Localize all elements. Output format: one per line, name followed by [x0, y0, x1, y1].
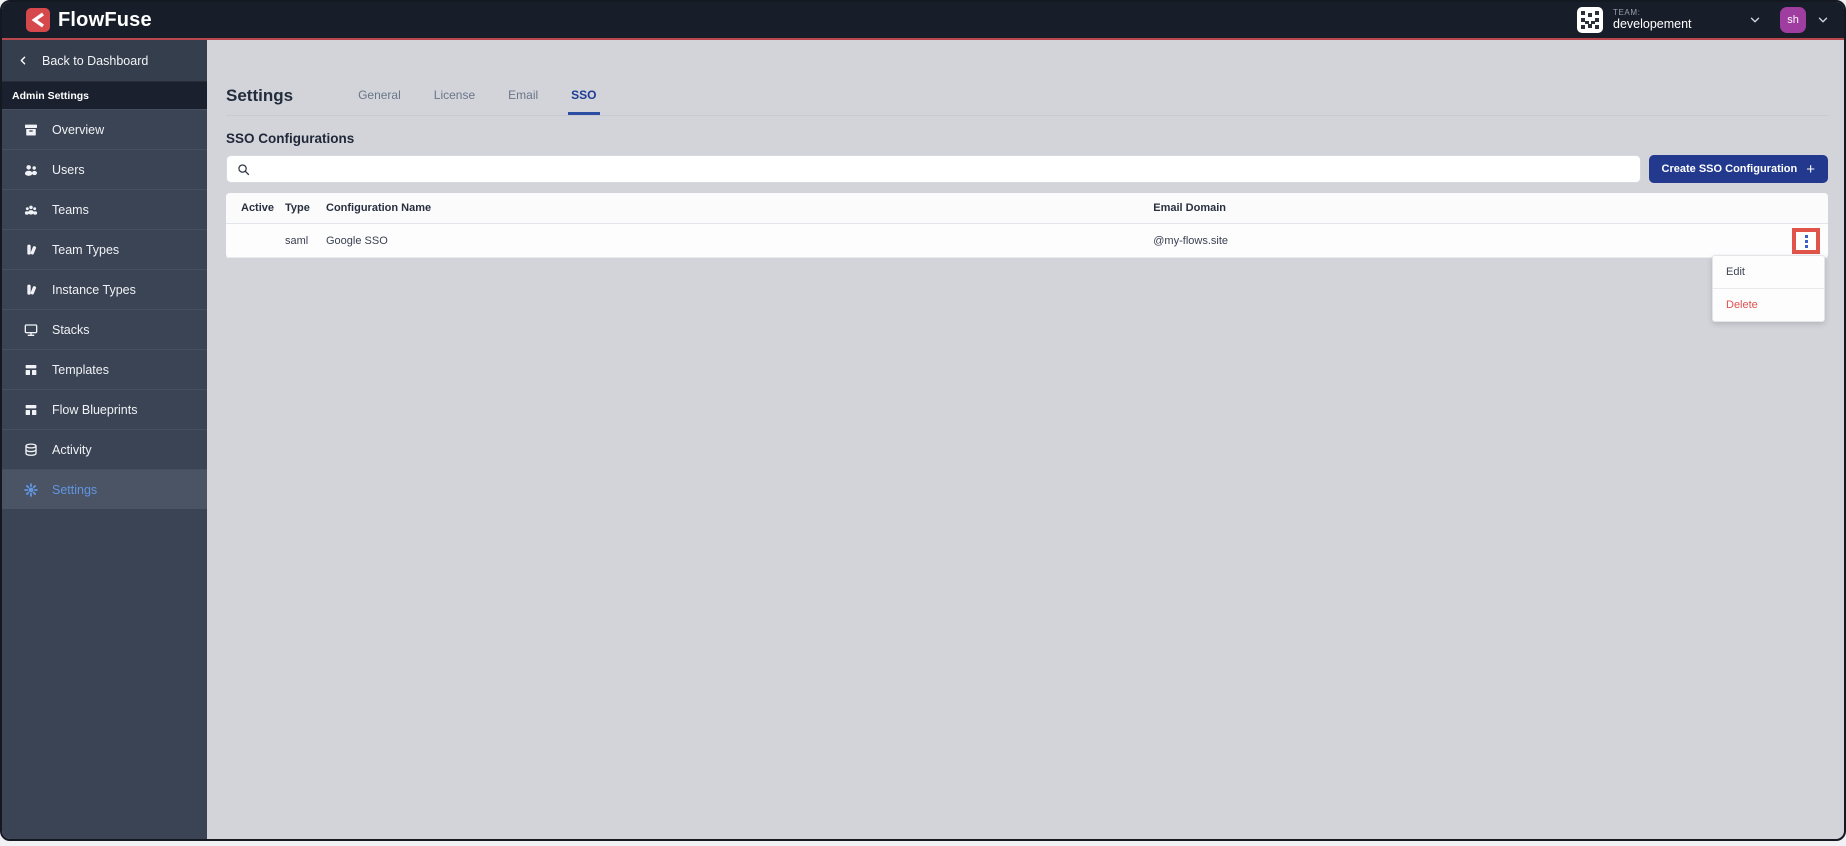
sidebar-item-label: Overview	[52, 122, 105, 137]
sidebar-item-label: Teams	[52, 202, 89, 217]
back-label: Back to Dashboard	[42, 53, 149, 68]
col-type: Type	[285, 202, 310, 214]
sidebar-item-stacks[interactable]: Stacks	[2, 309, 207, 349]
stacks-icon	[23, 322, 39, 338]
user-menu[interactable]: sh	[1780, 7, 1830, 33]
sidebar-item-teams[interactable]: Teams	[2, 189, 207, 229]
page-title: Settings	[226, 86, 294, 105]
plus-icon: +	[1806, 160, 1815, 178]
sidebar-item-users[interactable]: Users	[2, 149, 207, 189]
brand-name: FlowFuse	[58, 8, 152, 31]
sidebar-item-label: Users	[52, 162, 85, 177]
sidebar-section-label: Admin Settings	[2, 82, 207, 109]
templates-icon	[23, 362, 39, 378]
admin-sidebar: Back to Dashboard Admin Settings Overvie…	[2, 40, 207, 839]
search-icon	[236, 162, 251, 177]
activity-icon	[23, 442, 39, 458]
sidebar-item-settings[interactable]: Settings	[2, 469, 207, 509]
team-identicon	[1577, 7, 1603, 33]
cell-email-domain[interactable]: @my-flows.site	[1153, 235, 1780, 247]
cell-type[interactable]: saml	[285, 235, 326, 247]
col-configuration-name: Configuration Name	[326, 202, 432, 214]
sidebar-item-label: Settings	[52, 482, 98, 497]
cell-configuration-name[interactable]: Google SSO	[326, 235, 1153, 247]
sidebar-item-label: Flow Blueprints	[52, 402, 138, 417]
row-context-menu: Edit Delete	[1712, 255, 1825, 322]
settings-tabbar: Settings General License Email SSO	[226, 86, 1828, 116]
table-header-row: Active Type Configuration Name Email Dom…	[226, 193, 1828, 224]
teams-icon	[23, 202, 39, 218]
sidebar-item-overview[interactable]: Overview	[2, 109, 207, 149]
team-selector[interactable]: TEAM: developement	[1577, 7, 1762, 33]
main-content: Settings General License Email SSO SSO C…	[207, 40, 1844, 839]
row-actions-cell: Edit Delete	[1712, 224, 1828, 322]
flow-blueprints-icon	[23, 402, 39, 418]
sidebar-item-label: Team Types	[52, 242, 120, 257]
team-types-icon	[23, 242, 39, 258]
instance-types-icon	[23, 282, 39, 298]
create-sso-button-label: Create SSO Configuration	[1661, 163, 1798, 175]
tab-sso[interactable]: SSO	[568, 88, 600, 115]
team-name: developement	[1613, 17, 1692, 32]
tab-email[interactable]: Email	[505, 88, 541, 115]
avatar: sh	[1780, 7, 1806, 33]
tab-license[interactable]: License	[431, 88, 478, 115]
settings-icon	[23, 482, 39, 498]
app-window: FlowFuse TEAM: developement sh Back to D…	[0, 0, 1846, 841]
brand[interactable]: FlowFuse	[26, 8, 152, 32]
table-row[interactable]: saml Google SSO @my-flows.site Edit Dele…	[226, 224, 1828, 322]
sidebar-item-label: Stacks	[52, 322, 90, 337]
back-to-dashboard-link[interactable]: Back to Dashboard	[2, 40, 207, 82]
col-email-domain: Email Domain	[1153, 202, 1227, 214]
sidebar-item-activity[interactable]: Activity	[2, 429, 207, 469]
□ □ □ □ □ □ □
● OBJECTIVE:
Copy the entries word for word, from the line with "122, 105, 137]" to the line with "160, 1815, 178]", including both of those lines.

● ANSWER:
sidebar-item-label: Overview	[52, 122, 105, 137]
sidebar-item-label: Teams	[52, 202, 89, 217]
back-label: Back to Dashboard	[42, 53, 149, 68]
col-type: Type	[285, 202, 310, 214]
sidebar-item-stacks[interactable]: Stacks	[2, 309, 207, 349]
stacks-icon	[23, 322, 39, 338]
user-menu[interactable]: sh	[1780, 7, 1830, 33]
sidebar-item-teams[interactable]: Teams	[2, 189, 207, 229]
page-title: Settings	[226, 86, 294, 105]
plus-icon: +	[1806, 160, 1815, 178]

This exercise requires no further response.